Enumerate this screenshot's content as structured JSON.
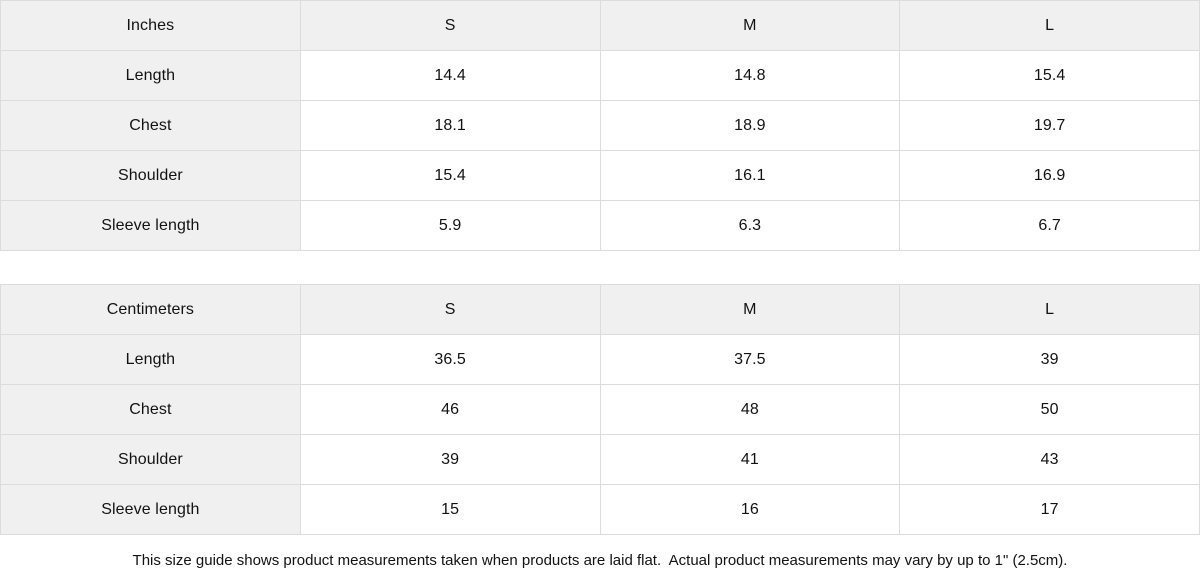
{
  "colors": {
    "header_bg": "#f0f0f0",
    "cell_bg": "#ffffff",
    "border": "#dcdcdc",
    "text": "#121212"
  },
  "tables": [
    {
      "unit_label": "Inches",
      "size_headers": [
        "S",
        "M",
        "L"
      ],
      "rows": [
        {
          "label": "Length",
          "values": [
            "14.4",
            "14.8",
            "15.4"
          ]
        },
        {
          "label": "Chest",
          "values": [
            "18.1",
            "18.9",
            "19.7"
          ]
        },
        {
          "label": "Shoulder",
          "values": [
            "15.4",
            "16.1",
            "16.9"
          ]
        },
        {
          "label": "Sleeve length",
          "values": [
            "5.9",
            "6.3",
            "6.7"
          ]
        }
      ]
    },
    {
      "unit_label": "Centimeters",
      "size_headers": [
        "S",
        "M",
        "L"
      ],
      "rows": [
        {
          "label": "Length",
          "values": [
            "36.5",
            "37.5",
            "39"
          ]
        },
        {
          "label": "Chest",
          "values": [
            "46",
            "48",
            "50"
          ]
        },
        {
          "label": "Shoulder",
          "values": [
            "39",
            "41",
            "43"
          ]
        },
        {
          "label": "Sleeve length",
          "values": [
            "15",
            "16",
            "17"
          ]
        }
      ]
    }
  ],
  "footer": {
    "note": "This size guide shows product measurements taken when products are laid flat.  Actual product measurements may vary by up to 1\" (2.5cm)."
  }
}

REQUIREMENT:
Repeat all of the records verbatim, leaving out the pictures.

SOLUTION FOR THIS EXERCISE:
Enumerate this screenshot's content as structured JSON.
{
  "colors": {
    "header_bg": "#f0f0f0",
    "cell_bg": "#ffffff",
    "border": "#dcdcdc",
    "text": "#121212"
  },
  "tables": [
    {
      "unit_label": "Inches",
      "size_headers": [
        "S",
        "M",
        "L"
      ],
      "rows": [
        {
          "label": "Length",
          "values": [
            "14.4",
            "14.8",
            "15.4"
          ]
        },
        {
          "label": "Chest",
          "values": [
            "18.1",
            "18.9",
            "19.7"
          ]
        },
        {
          "label": "Shoulder",
          "values": [
            "15.4",
            "16.1",
            "16.9"
          ]
        },
        {
          "label": "Sleeve length",
          "values": [
            "5.9",
            "6.3",
            "6.7"
          ]
        }
      ]
    },
    {
      "unit_label": "Centimeters",
      "size_headers": [
        "S",
        "M",
        "L"
      ],
      "rows": [
        {
          "label": "Length",
          "values": [
            "36.5",
            "37.5",
            "39"
          ]
        },
        {
          "label": "Chest",
          "values": [
            "46",
            "48",
            "50"
          ]
        },
        {
          "label": "Shoulder",
          "values": [
            "39",
            "41",
            "43"
          ]
        },
        {
          "label": "Sleeve length",
          "values": [
            "15",
            "16",
            "17"
          ]
        }
      ]
    }
  ],
  "footer": {
    "note": "This size guide shows product measurements taken when products are laid flat.  Actual product measurements may vary by up to 1\" (2.5cm)."
  }
}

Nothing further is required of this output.